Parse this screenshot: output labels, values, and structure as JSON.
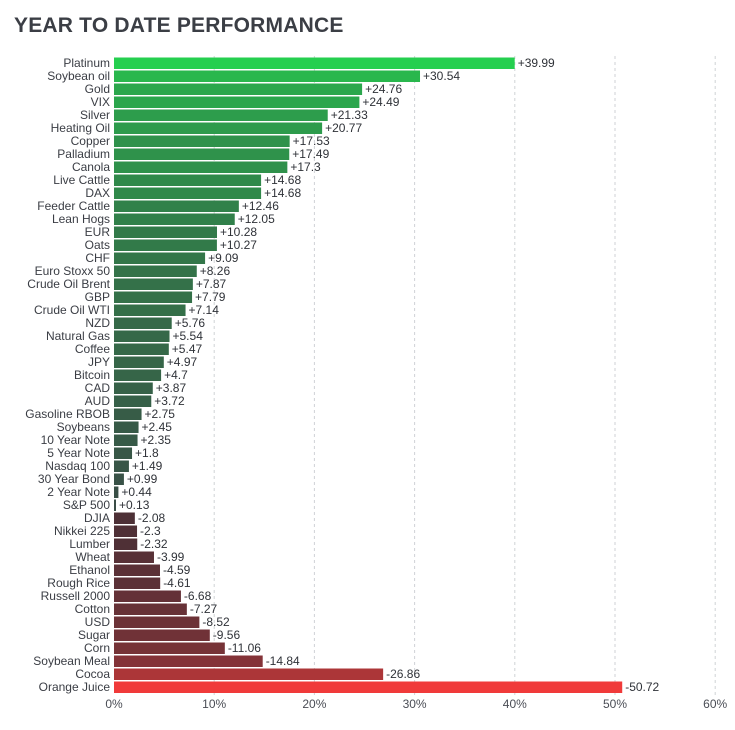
{
  "title": "YEAR TO DATE PERFORMANCE",
  "chart_data": {
    "type": "bar",
    "orientation": "horizontal",
    "title": "YEAR TO DATE PERFORMANCE",
    "xlabel": "",
    "ylabel": "",
    "xlim": [
      0,
      60
    ],
    "x_ticks": [
      0,
      10,
      20,
      30,
      40,
      50,
      60
    ],
    "x_tick_labels": [
      "0%",
      "10%",
      "20%",
      "30%",
      "40%",
      "50%",
      "60%"
    ],
    "grid": "vertical dashed",
    "bars_show": "absolute value; sign shown in data label",
    "colors": {
      "positive_high": "#25cf4f",
      "positive_low": "#3a4a46",
      "negative_low": "#3d2f36",
      "negative_high": "#f03a3a"
    },
    "categories": [
      "Platinum",
      "Soybean oil",
      "Gold",
      "VIX",
      "Silver",
      "Heating Oil",
      "Copper",
      "Palladium",
      "Canola",
      "Live Cattle",
      "DAX",
      "Feeder Cattle",
      "Lean Hogs",
      "EUR",
      "Oats",
      "CHF",
      "Euro Stoxx 50",
      "Crude Oil Brent",
      "GBP",
      "Crude Oil WTI",
      "NZD",
      "Natural Gas",
      "Coffee",
      "JPY",
      "Bitcoin",
      "CAD",
      "AUD",
      "Gasoline RBOB",
      "Soybeans",
      "10 Year Note",
      "5 Year Note",
      "Nasdaq 100",
      "30 Year Bond",
      "2 Year Note",
      "S&P 500",
      "DJIA",
      "Nikkei 225",
      "Lumber",
      "Wheat",
      "Ethanol",
      "Rough Rice",
      "Russell 2000",
      "Cotton",
      "USD",
      "Sugar",
      "Corn",
      "Soybean Meal",
      "Cocoa",
      "Orange Juice"
    ],
    "values": [
      39.99,
      30.54,
      24.76,
      24.49,
      21.33,
      20.77,
      17.53,
      17.49,
      17.3,
      14.68,
      14.68,
      12.46,
      12.05,
      10.28,
      10.27,
      9.09,
      8.26,
      7.87,
      7.79,
      7.14,
      5.76,
      5.54,
      5.47,
      4.97,
      4.7,
      3.87,
      3.72,
      2.75,
      2.45,
      2.35,
      1.8,
      1.49,
      0.99,
      0.44,
      0.13,
      -2.08,
      -2.3,
      -2.32,
      -3.99,
      -4.59,
      -4.61,
      -6.68,
      -7.27,
      -8.52,
      -9.56,
      -11.06,
      -14.84,
      -26.86,
      -50.72
    ],
    "value_labels": [
      "+39.99",
      "+30.54",
      "+24.76",
      "+24.49",
      "+21.33",
      "+20.77",
      "+17.53",
      "+17.49",
      "+17.3",
      "+14.68",
      "+14.68",
      "+12.46",
      "+12.05",
      "+10.28",
      "+10.27",
      "+9.09",
      "+8.26",
      "+7.87",
      "+7.79",
      "+7.14",
      "+5.76",
      "+5.54",
      "+5.47",
      "+4.97",
      "+4.7",
      "+3.87",
      "+3.72",
      "+2.75",
      "+2.45",
      "+2.35",
      "+1.8",
      "+1.49",
      "+0.99",
      "+0.44",
      "+0.13",
      "-2.08",
      "-2.3",
      "-2.32",
      "-3.99",
      "-4.59",
      "-4.61",
      "-6.68",
      "-7.27",
      "-8.52",
      "-9.56",
      "-11.06",
      "-14.84",
      "-26.86",
      "-50.72"
    ]
  }
}
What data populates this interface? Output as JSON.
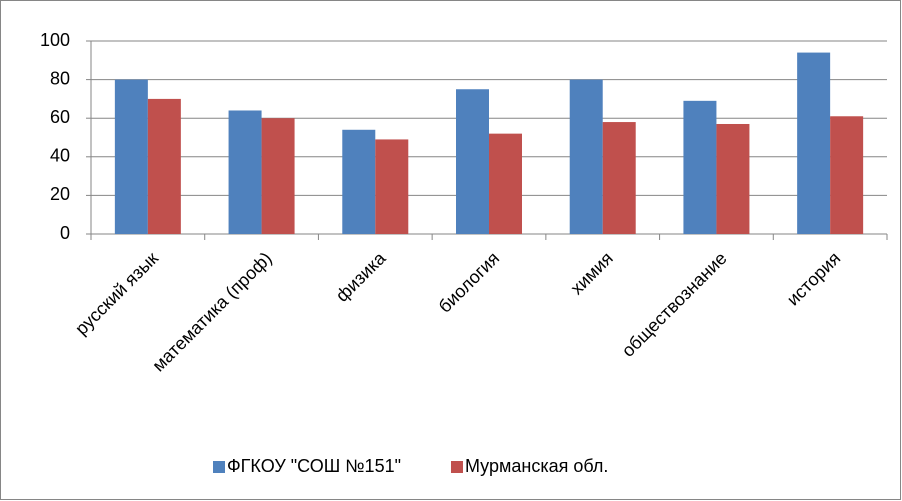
{
  "chart_data": {
    "type": "bar",
    "categories": [
      "русский язык",
      "математика (проф)",
      "физика",
      "биология",
      "химия",
      "обществознание",
      "история"
    ],
    "series": [
      {
        "name": "ФГКОУ \"СОШ №151\"",
        "color": "#4f81bd",
        "values": [
          80,
          64,
          54,
          75,
          80,
          69,
          94
        ]
      },
      {
        "name": "Мурманская обл.",
        "color": "#c0504d",
        "values": [
          70,
          60,
          49,
          52,
          58,
          57,
          61
        ]
      }
    ],
    "ylim": [
      0,
      100
    ],
    "yticks": [
      0,
      20,
      40,
      60,
      80,
      100
    ],
    "grid": true,
    "legend": "bottom"
  }
}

○ ○ ○ ○ ○ ○ ○

* _WHAT IS BEING ASKED_
In your copy, leave out the pictures and reproduce the material above exactly.

* _WRITTEN REPLY_
Parse this screenshot: output labels, values, and structure as JSON.
{
  "title": "YEAR TO DATE PERFORMANCE",
  "chart_data": {
    "type": "bar",
    "orientation": "horizontal",
    "title": "YEAR TO DATE PERFORMANCE",
    "xlabel": "",
    "ylabel": "",
    "xlim": [
      0,
      60
    ],
    "x_ticks": [
      0,
      10,
      20,
      30,
      40,
      50,
      60
    ],
    "x_tick_labels": [
      "0%",
      "10%",
      "20%",
      "30%",
      "40%",
      "50%",
      "60%"
    ],
    "grid": "vertical dashed",
    "bars_show": "absolute value; sign shown in data label",
    "colors": {
      "positive_high": "#25cf4f",
      "positive_low": "#3a4a46",
      "negative_low": "#3d2f36",
      "negative_high": "#f03a3a"
    },
    "categories": [
      "Platinum",
      "Soybean oil",
      "Gold",
      "VIX",
      "Silver",
      "Heating Oil",
      "Copper",
      "Palladium",
      "Canola",
      "Live Cattle",
      "DAX",
      "Feeder Cattle",
      "Lean Hogs",
      "EUR",
      "Oats",
      "CHF",
      "Euro Stoxx 50",
      "Crude Oil Brent",
      "GBP",
      "Crude Oil WTI",
      "NZD",
      "Natural Gas",
      "Coffee",
      "JPY",
      "Bitcoin",
      "CAD",
      "AUD",
      "Gasoline RBOB",
      "Soybeans",
      "10 Year Note",
      "5 Year Note",
      "Nasdaq 100",
      "30 Year Bond",
      "2 Year Note",
      "S&P 500",
      "DJIA",
      "Nikkei 225",
      "Lumber",
      "Wheat",
      "Ethanol",
      "Rough Rice",
      "Russell 2000",
      "Cotton",
      "USD",
      "Sugar",
      "Corn",
      "Soybean Meal",
      "Cocoa",
      "Orange Juice"
    ],
    "values": [
      39.99,
      30.54,
      24.76,
      24.49,
      21.33,
      20.77,
      17.53,
      17.49,
      17.3,
      14.68,
      14.68,
      12.46,
      12.05,
      10.28,
      10.27,
      9.09,
      8.26,
      7.87,
      7.79,
      7.14,
      5.76,
      5.54,
      5.47,
      4.97,
      4.7,
      3.87,
      3.72,
      2.75,
      2.45,
      2.35,
      1.8,
      1.49,
      0.99,
      0.44,
      0.13,
      -2.08,
      -2.3,
      -2.32,
      -3.99,
      -4.59,
      -4.61,
      -6.68,
      -7.27,
      -8.52,
      -9.56,
      -11.06,
      -14.84,
      -26.86,
      -50.72
    ],
    "value_labels": [
      "+39.99",
      "+30.54",
      "+24.76",
      "+24.49",
      "+21.33",
      "+20.77",
      "+17.53",
      "+17.49",
      "+17.3",
      "+14.68",
      "+14.68",
      "+12.46",
      "+12.05",
      "+10.28",
      "+10.27",
      "+9.09",
      "+8.26",
      "+7.87",
      "+7.79",
      "+7.14",
      "+5.76",
      "+5.54",
      "+5.47",
      "+4.97",
      "+4.7",
      "+3.87",
      "+3.72",
      "+2.75",
      "+2.45",
      "+2.35",
      "+1.8",
      "+1.49",
      "+0.99",
      "+0.44",
      "+0.13",
      "-2.08",
      "-2.3",
      "-2.32",
      "-3.99",
      "-4.59",
      "-4.61",
      "-6.68",
      "-7.27",
      "-8.52",
      "-9.56",
      "-11.06",
      "-14.84",
      "-26.86",
      "-50.72"
    ]
  }
}
What data populates this interface? Output as JSON.
{
  "chart_data": {
    "type": "bar",
    "categories": [
      "русский язык",
      "математика (проф)",
      "физика",
      "биология",
      "химия",
      "обществознание",
      "история"
    ],
    "series": [
      {
        "name": "ФГКОУ \"СОШ №151\"",
        "color": "#4f81bd",
        "values": [
          80,
          64,
          54,
          75,
          80,
          69,
          94
        ]
      },
      {
        "name": "Мурманская обл.",
        "color": "#c0504d",
        "values": [
          70,
          60,
          49,
          52,
          58,
          57,
          61
        ]
      }
    ],
    "ylim": [
      0,
      100
    ],
    "yticks": [
      0,
      20,
      40,
      60,
      80,
      100
    ],
    "grid": true,
    "legend": "bottom"
  }
}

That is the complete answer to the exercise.